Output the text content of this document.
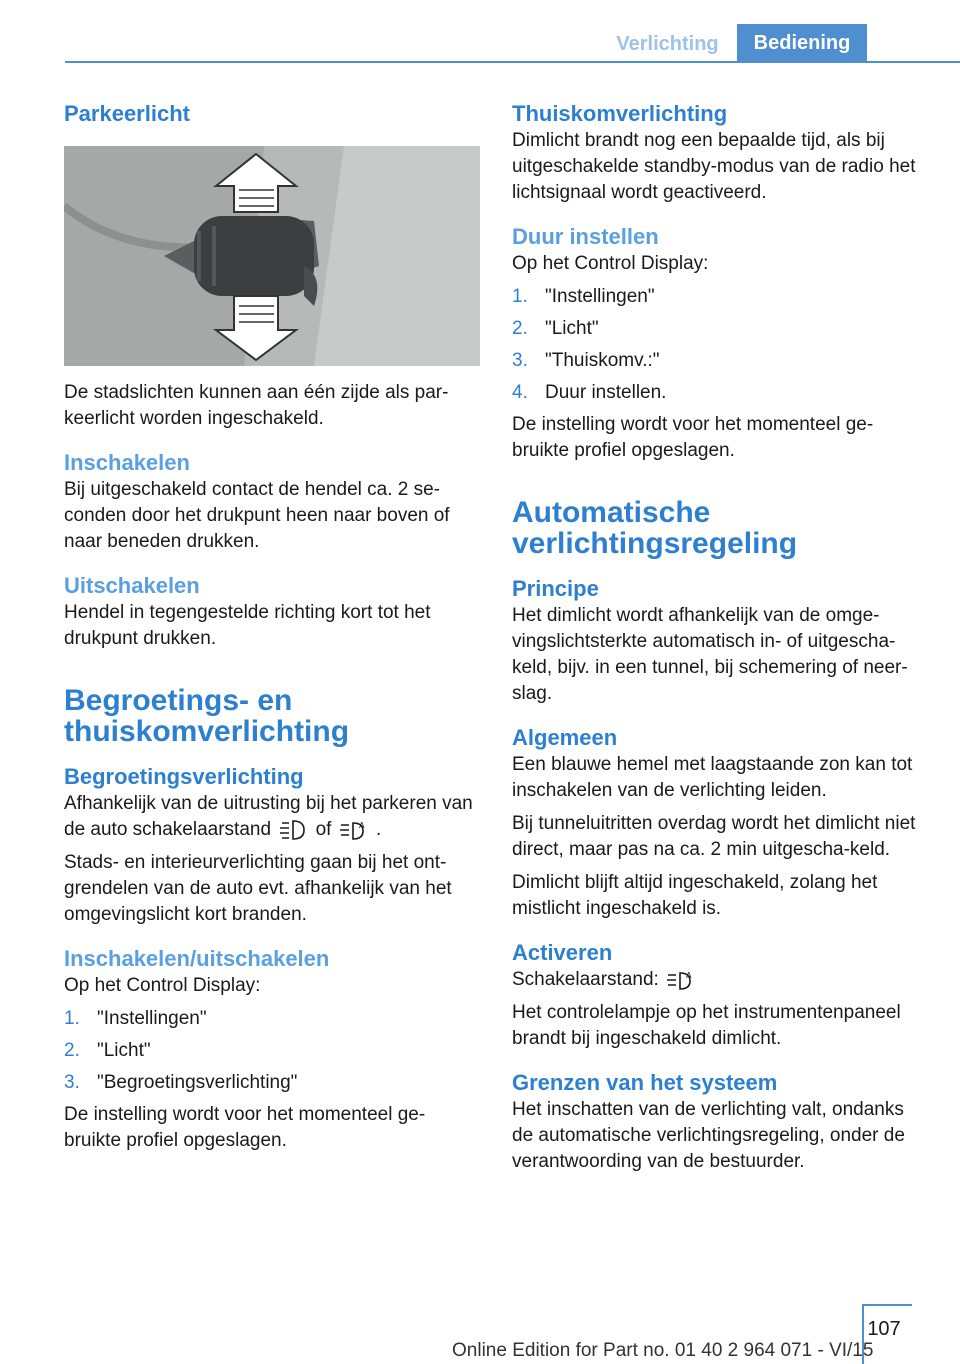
Verlichting	Bediening
Parkeerlicht

De stadslichten kunnen aan één zijde als par-keerlicht worden ingeschakeld.

Inschakelen

Bij uitgeschakeld contact de hendel ca. 2 se-conden door het drukpunt heen naar boven of naar beneden drukken.

Uitschakelen

Hendel in tegengestelde richting kort tot het drukpunt drukken.

Begroetings- en thuiskomverlichting
Begroetingsverlichting

Afhankelijk van de uitrusting bij het parkeren van de auto schakelaarstand of	A .

Stads- en interieurverlichting gaan bij het ont-grendelen van de auto evt. afhankelijk van het omgevingslicht kort branden.

Inschakelen/uitschakelen

Op het Control Display:

1. "Instellingen"
2. "Licht"
3. "Begroetingsverlichting"

De instelling wordt voor het momenteel ge-bruikte profiel opgeslagen.

Thuiskomverlichting

Dimlicht brandt nog een bepaalde tijd, als bij uitgeschakelde standby-modus van de radio het lichtsignaal wordt geactiveerd.

Duur instellen

Op het Control Display:

1. "Instellingen"
2. "Licht"
3. "Thuiskomv.:"
4. Duur instellen.

De instelling wordt voor het momenteel ge-bruikte profiel opgeslagen.

Automatische verlichtingsregeling
Principe

Het dimlicht wordt afhankelijk van de omge-vingslichtsterkte automatisch in- of uitgescha-keld, bijv. in een tunnel, bij schemering of neer-slag.

Algemeen

Een blauwe hemel met laagstaande zon kan tot inschakelen van de verlichting leiden.

Bij tunneluitritten overdag wordt het dimlicht niet direct, maar pas na ca. 2 min uitgescha-keld.

Dimlicht blijft altijd ingeschakeld, zolang het mistlicht ingeschakeld is.

Activeren

Schakelaarstand:	A

Het controlelampje op het instrumentenpaneel brandt bij ingeschakeld dimlicht.

Grenzen van het systeem

Het inschatten van de verlichting valt, ondanks de automatische verlichtingsregeling, onder de verantwoording van de bestuurder.

107
Online Edition for Part no. 01 40 2 964 071 - VI/15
_____
TASK REQUIREMENTS:
Leave out the pictures and output every record above precisely as given.

EXERCISE OUTPUT:
Output the text content of this document.
Verlichting	Bediening
Parkeerlicht

De stadslichten kunnen aan één zijde als par-keerlicht worden ingeschakeld.

Inschakelen

Bij uitgeschakeld contact de hendel ca. 2 se-conden door het drukpunt heen naar boven of naar beneden drukken.

Uitschakelen

Hendel in tegengestelde richting kort tot het drukpunt drukken.

Begroetings- en thuiskomverlichting
Begroetingsverlichting

Afhankelijk van de uitrusting bij het parkeren van de auto schakelaarstand of	A .

Stads- en interieurverlichting gaan bij het ont-grendelen van de auto evt. afhankelijk van het omgevingslicht kort branden.

Inschakelen/uitschakelen

Op het Control Display:

1. "Instellingen"
2. "Licht"
3. "Begroetingsverlichting"

De instelling wordt voor het momenteel ge-bruikte profiel opgeslagen.

Thuiskomverlichting

Dimlicht brandt nog een bepaalde tijd, als bij uitgeschakelde standby-modus van de radio het lichtsignaal wordt geactiveerd.

Duur instellen

Op het Control Display:

1. "Instellingen"
2. "Licht"
3. "Thuiskomv.:"
4. Duur instellen.

De instelling wordt voor het momenteel ge-bruikte profiel opgeslagen.

Automatische verlichtingsregeling
Principe

Het dimlicht wordt afhankelijk van de omge-vingslichtsterkte automatisch in- of uitgescha-keld, bijv. in een tunnel, bij schemering of neer-slag.

Algemeen

Een blauwe hemel met laagstaande zon kan tot inschakelen van de verlichting leiden.

Bij tunneluitritten overdag wordt het dimlicht niet direct, maar pas na ca. 2 min uitgescha-keld.

Dimlicht blijft altijd ingeschakeld, zolang het mistlicht ingeschakeld is.

Activeren

Schakelaarstand:	A

Het controlelampje op het instrumentenpaneel brandt bij ingeschakeld dimlicht.

Grenzen van het systeem

Het inschatten van de verlichting valt, ondanks de automatische verlichtingsregeling, onder de verantwoording van de bestuurder.

107
Online Edition for Part no. 01 40 2 964 071 - VI/15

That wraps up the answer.